Set task » Find and copy each line of the records where the string "updated" shows up.

Input data »
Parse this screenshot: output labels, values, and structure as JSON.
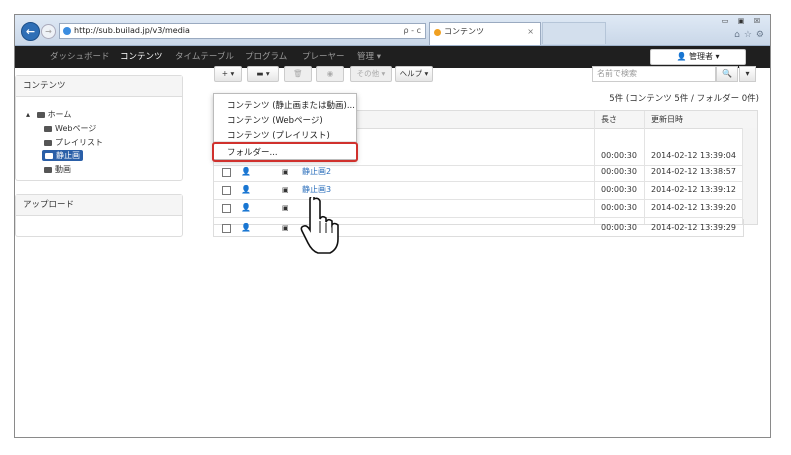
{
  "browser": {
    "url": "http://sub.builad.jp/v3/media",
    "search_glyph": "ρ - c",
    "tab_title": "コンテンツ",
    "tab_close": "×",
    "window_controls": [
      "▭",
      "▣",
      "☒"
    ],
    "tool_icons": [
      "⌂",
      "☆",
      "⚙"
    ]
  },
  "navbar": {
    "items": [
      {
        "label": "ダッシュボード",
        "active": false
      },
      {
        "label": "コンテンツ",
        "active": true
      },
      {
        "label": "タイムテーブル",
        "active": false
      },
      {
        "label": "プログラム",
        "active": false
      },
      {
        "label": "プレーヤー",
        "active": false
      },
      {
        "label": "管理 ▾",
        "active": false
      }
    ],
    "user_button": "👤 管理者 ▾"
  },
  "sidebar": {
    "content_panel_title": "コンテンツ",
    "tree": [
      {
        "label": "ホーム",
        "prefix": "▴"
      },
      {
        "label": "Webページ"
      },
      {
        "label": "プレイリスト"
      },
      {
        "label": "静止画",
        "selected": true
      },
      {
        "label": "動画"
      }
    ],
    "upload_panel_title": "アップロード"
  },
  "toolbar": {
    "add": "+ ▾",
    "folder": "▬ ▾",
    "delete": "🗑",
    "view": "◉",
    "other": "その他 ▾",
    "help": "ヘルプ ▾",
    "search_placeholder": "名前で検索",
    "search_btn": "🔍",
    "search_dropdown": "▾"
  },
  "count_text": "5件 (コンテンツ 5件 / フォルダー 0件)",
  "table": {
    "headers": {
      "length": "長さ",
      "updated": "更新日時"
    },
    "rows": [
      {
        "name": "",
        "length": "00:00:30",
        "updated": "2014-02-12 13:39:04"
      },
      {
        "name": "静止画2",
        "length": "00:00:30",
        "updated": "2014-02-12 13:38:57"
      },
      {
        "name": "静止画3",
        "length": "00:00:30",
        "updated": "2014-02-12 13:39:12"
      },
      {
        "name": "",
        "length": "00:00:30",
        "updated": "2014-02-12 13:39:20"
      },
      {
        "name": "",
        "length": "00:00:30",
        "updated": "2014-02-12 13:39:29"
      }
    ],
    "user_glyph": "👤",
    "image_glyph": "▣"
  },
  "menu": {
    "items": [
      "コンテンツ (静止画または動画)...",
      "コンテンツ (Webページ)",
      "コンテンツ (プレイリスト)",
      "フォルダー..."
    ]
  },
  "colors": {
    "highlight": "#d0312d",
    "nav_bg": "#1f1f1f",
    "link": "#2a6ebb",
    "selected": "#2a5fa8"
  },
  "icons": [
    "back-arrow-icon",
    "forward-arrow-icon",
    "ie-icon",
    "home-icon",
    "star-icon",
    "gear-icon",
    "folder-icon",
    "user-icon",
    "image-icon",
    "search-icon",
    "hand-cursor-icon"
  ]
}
---
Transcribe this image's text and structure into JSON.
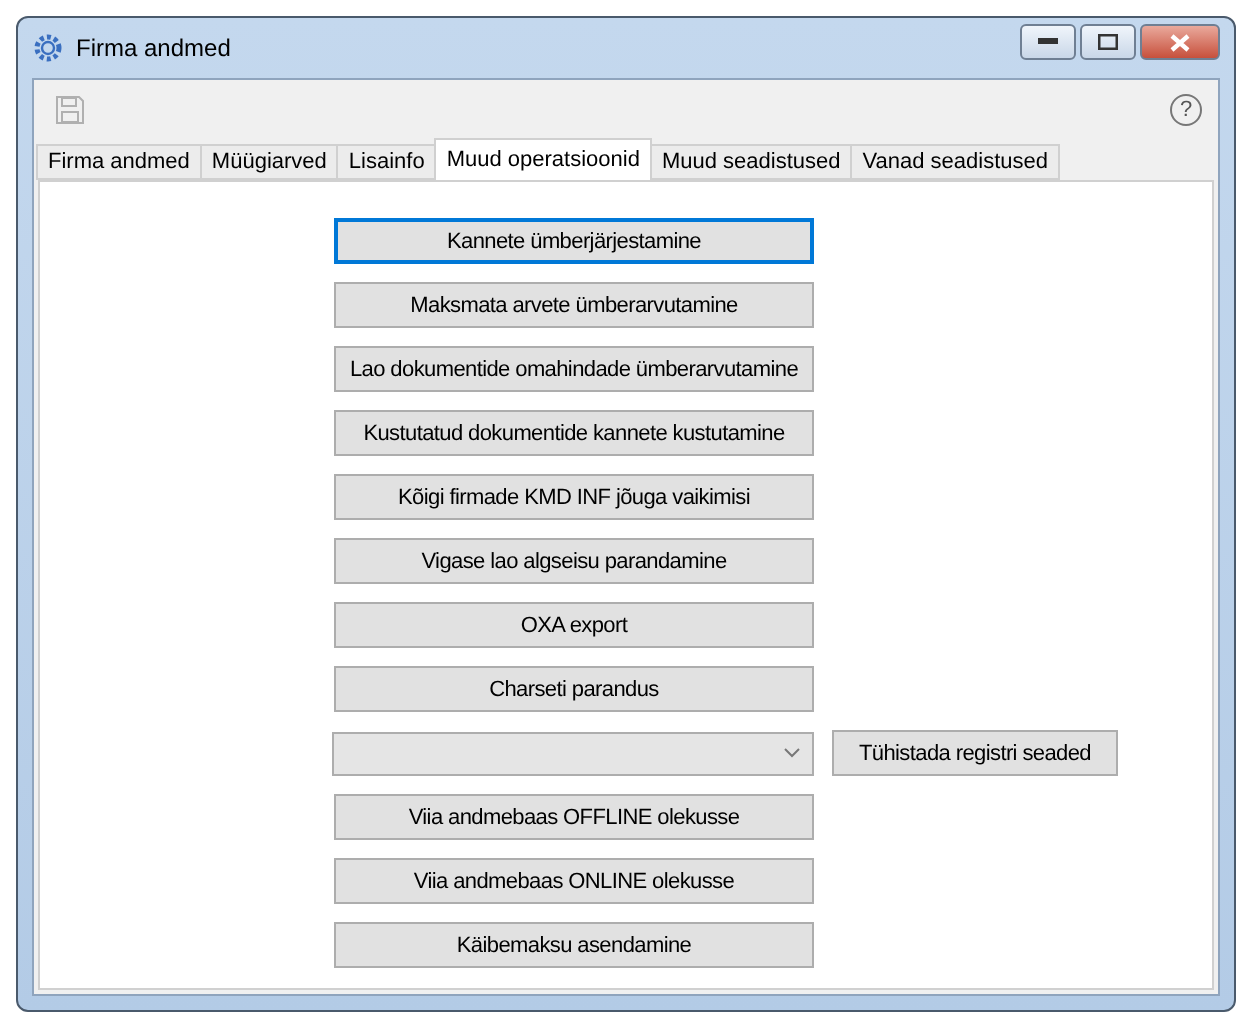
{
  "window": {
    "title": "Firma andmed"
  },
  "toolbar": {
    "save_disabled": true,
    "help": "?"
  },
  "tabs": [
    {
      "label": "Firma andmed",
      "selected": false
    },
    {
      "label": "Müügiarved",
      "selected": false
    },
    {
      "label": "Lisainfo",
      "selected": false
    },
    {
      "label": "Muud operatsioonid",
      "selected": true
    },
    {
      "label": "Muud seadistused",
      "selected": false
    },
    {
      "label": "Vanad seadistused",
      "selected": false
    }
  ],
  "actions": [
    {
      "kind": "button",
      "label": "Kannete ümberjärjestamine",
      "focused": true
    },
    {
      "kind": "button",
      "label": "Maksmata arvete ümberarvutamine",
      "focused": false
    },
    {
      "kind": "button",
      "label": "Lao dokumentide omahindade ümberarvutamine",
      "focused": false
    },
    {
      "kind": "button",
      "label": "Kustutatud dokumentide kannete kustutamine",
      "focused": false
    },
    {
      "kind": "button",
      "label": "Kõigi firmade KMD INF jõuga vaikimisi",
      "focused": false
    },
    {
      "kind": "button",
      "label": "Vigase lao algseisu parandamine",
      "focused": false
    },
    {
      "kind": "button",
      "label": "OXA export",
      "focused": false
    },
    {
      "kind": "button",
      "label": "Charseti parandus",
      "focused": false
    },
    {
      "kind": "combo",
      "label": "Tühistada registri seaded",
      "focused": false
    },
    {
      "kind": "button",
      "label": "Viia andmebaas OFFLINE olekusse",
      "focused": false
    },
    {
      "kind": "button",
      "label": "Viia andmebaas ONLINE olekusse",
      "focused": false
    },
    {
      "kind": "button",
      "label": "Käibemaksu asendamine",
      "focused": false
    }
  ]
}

Output for this exercise »
      "updated": "更新日時"
        "updated": "2014-02-12 13:39:04"
        "updated": "2014-02-12 13:38:57"
        "updated": "2014-02-12 13:39:12"
        "updated": "2014-02-12 13:39:20"
        "updated": "2014-02-12 13:39:29"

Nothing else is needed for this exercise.